WHAT TO WORK ON: Find the word "gray" in the listing; pull out each line holding it.

+--

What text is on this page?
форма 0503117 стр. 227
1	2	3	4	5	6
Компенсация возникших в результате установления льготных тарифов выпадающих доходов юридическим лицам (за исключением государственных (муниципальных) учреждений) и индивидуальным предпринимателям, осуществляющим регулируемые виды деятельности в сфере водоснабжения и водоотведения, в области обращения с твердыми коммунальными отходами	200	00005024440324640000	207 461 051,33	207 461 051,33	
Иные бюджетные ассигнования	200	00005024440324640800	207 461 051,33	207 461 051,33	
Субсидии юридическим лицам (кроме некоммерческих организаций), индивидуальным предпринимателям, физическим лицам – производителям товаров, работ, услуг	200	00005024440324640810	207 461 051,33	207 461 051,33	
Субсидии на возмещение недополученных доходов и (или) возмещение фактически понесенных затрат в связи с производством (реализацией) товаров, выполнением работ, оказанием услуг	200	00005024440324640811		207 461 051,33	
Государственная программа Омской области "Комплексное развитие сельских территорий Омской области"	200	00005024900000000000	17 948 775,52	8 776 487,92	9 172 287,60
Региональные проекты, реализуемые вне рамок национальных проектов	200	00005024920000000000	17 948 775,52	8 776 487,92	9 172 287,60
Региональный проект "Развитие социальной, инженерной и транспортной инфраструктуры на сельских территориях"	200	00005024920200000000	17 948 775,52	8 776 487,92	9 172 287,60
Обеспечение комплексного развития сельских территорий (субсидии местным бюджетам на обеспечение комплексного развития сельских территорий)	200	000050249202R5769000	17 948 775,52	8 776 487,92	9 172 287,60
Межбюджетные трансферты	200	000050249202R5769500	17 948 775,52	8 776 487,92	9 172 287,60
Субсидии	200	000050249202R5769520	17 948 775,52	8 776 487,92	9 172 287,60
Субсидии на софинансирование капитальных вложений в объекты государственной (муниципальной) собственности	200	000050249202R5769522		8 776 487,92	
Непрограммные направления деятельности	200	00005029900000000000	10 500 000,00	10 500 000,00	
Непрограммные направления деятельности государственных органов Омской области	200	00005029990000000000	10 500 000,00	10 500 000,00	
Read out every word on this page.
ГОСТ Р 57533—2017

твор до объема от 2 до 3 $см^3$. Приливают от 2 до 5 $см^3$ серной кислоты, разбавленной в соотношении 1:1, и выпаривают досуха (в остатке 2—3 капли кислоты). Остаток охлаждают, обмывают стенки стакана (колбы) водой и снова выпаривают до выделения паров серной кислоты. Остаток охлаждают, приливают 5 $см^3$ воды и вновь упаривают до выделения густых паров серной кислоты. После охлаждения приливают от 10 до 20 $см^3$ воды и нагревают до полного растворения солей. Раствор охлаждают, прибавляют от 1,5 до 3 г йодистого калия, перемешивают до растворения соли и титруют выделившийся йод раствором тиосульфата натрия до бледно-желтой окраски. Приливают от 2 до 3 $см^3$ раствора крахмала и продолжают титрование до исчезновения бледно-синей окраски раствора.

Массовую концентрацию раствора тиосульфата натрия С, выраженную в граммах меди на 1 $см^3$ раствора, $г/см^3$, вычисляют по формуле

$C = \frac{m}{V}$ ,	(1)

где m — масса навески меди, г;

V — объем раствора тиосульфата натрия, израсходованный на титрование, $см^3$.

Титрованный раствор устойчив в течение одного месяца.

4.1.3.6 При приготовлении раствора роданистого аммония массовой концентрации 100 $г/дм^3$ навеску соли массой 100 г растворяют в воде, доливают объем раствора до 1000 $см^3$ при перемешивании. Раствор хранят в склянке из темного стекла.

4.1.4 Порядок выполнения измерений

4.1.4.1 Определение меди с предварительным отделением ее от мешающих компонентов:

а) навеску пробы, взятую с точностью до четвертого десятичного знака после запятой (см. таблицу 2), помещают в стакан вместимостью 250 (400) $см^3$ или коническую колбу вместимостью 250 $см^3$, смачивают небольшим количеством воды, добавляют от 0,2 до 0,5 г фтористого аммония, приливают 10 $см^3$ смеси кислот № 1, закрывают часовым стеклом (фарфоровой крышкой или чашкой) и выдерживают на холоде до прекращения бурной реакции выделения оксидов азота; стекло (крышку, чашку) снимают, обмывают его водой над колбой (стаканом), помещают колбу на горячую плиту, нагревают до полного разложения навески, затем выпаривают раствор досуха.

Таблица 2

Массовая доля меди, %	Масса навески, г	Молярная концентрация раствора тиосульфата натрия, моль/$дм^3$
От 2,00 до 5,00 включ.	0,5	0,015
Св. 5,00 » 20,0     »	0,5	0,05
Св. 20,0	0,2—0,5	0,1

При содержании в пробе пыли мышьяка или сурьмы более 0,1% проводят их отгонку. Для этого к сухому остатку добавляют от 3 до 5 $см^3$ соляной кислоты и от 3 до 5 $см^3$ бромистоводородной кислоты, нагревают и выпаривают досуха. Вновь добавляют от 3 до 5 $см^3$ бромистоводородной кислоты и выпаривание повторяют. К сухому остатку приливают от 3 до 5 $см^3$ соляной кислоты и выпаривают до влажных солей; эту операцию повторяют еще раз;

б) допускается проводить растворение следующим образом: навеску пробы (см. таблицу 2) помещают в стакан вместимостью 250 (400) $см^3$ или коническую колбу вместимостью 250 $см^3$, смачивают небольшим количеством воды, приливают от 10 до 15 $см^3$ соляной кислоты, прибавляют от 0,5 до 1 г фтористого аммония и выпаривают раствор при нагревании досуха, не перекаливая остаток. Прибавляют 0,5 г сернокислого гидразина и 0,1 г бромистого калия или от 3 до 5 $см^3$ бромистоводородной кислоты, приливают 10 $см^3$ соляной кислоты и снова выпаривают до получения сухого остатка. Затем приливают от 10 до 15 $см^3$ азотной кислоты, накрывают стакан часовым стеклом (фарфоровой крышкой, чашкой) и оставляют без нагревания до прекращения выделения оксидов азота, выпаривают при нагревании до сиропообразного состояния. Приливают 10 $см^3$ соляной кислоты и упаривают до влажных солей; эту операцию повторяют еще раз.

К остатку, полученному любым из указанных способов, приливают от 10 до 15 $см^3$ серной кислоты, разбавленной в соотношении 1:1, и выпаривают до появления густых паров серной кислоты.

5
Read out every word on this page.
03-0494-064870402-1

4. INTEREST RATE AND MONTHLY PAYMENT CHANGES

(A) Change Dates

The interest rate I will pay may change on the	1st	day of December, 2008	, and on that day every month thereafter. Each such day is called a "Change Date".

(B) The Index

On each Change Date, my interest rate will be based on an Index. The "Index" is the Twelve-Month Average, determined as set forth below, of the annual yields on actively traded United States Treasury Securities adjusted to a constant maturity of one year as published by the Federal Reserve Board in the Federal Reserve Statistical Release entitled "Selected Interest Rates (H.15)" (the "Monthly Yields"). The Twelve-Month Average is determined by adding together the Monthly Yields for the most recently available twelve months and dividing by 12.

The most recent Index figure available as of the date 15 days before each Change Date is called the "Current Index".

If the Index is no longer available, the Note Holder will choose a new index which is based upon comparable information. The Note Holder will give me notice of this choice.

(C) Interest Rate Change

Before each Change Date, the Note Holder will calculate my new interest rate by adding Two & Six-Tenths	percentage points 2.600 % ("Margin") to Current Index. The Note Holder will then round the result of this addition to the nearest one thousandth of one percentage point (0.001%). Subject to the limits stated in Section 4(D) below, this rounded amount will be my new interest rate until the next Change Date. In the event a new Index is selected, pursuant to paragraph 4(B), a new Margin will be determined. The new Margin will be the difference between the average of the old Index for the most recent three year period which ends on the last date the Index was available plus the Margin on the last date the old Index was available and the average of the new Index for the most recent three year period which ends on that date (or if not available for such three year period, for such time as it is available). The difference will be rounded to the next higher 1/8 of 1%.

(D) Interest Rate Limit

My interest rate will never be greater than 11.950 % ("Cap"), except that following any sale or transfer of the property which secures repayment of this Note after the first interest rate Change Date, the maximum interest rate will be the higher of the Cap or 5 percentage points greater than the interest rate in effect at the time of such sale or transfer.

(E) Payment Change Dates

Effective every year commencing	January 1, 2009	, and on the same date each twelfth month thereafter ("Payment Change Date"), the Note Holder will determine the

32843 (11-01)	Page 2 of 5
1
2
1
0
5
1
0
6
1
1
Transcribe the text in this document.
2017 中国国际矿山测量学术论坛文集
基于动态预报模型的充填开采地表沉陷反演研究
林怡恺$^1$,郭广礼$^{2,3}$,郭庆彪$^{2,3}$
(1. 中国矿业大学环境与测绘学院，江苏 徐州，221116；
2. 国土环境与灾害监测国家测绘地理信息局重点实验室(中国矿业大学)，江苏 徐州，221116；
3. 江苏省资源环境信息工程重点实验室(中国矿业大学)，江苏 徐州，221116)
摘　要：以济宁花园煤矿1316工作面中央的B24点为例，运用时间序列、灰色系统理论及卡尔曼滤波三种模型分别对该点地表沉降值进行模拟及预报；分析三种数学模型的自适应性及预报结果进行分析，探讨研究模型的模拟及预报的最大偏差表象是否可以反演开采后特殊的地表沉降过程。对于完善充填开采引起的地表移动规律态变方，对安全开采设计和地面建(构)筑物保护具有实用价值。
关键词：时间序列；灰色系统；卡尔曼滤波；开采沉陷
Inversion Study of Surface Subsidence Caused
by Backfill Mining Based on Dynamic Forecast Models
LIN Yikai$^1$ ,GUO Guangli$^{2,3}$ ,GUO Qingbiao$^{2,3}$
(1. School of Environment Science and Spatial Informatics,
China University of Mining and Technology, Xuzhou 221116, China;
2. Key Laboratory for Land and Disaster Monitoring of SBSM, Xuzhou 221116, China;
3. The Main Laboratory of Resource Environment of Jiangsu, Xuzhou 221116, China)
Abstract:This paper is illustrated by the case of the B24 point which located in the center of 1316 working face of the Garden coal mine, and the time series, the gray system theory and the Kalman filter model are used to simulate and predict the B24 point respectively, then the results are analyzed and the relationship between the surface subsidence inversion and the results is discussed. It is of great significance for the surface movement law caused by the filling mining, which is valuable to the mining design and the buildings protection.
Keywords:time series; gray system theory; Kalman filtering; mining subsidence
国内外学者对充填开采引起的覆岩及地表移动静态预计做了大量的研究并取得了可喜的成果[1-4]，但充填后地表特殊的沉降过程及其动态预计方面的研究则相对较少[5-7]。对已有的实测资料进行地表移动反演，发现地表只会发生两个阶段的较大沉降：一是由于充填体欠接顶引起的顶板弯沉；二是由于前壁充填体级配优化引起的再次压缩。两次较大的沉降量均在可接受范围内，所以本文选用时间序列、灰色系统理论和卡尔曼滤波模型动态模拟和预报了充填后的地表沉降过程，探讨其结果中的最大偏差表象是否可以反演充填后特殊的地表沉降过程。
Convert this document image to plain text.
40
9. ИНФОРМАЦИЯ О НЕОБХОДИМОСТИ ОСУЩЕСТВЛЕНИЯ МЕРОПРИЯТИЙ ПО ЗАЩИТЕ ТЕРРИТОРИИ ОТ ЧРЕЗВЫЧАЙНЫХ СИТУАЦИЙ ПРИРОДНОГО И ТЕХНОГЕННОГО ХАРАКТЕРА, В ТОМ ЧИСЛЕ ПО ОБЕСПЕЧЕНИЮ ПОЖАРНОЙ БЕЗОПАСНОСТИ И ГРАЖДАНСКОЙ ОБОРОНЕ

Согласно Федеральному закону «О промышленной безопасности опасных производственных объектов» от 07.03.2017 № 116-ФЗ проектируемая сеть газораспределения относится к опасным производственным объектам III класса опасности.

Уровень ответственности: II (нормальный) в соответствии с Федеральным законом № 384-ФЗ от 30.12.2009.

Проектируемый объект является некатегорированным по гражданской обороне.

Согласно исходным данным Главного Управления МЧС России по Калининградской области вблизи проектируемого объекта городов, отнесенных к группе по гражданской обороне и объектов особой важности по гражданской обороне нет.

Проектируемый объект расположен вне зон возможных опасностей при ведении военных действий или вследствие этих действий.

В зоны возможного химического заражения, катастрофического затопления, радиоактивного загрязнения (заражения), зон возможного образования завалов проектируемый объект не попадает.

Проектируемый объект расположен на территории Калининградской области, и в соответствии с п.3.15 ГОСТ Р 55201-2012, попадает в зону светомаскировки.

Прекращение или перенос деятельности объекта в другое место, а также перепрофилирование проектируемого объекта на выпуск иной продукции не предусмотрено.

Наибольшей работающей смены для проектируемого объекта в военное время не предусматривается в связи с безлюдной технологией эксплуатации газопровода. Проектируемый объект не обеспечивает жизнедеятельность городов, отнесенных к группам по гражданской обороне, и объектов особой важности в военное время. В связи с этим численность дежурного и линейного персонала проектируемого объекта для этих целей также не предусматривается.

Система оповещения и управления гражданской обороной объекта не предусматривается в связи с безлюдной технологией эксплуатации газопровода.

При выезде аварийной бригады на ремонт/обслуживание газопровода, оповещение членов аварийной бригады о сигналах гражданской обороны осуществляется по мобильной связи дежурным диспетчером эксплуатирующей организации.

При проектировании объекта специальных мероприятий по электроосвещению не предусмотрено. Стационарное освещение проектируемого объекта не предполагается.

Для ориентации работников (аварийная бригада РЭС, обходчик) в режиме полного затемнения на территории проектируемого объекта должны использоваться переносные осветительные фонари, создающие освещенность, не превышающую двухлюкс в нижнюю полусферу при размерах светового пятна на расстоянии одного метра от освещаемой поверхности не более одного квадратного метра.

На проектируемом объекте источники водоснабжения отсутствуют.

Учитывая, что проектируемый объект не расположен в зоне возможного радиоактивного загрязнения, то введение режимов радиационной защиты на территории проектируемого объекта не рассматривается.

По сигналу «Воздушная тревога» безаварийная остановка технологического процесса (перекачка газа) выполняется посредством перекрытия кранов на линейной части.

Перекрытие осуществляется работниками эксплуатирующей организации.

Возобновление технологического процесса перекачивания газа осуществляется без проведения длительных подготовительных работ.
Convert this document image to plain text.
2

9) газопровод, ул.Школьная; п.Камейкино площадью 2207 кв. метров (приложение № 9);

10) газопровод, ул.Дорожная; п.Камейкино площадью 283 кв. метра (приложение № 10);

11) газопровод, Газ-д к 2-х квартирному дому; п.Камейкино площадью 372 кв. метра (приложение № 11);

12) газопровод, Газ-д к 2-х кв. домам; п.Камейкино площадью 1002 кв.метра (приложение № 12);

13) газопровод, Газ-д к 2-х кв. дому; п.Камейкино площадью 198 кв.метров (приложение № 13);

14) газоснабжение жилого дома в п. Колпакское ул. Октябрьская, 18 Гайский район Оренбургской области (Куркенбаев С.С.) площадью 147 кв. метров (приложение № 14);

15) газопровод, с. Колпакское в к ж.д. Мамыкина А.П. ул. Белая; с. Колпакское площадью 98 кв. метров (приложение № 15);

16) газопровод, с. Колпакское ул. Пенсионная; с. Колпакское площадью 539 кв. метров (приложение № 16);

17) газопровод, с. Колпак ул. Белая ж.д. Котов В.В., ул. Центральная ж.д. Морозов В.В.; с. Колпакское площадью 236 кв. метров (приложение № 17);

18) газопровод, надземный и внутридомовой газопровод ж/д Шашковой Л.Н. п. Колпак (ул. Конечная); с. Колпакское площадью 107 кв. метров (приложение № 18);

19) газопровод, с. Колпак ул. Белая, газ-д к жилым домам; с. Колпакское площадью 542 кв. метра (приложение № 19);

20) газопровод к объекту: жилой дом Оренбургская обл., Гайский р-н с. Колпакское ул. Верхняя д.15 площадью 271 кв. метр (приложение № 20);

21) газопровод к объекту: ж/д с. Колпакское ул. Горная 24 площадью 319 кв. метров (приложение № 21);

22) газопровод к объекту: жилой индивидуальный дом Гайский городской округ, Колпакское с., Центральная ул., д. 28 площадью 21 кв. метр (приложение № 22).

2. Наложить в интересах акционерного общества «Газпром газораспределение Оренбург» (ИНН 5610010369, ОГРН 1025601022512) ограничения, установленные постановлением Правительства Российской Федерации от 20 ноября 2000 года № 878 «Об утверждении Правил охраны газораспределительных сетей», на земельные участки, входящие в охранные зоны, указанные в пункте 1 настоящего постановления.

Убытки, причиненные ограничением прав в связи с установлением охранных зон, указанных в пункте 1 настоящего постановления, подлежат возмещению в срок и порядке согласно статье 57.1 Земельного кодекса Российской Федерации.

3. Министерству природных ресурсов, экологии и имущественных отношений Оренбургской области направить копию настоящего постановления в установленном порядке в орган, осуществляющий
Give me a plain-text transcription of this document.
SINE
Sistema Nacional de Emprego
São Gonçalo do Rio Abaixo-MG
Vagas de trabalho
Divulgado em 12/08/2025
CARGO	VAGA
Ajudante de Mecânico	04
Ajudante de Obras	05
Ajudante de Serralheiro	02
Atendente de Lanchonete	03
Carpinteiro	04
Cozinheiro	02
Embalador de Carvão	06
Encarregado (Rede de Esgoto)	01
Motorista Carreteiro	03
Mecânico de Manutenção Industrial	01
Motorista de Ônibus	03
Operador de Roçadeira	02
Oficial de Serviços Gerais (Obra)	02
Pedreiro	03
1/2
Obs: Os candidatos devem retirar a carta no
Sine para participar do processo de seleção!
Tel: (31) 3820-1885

+--

TASK SOLUTION:
Abstract:This paper is illustrated by the case of the B24 point which located in the center of 1316 working face of the Garden coal mine, and the time series, the gray system theory and the Kalman filter model are used to simulate and predict the B24 point respectively, then the results are analyzed and the relationship between the surface subsidence inversion and the results is discussed. It is of great significance for the surface movement law caused by the filling mining, which is valuable to the mining design and the buildings protection.
Keywords:time series; gray system theory; Kalman filtering; mining subsidence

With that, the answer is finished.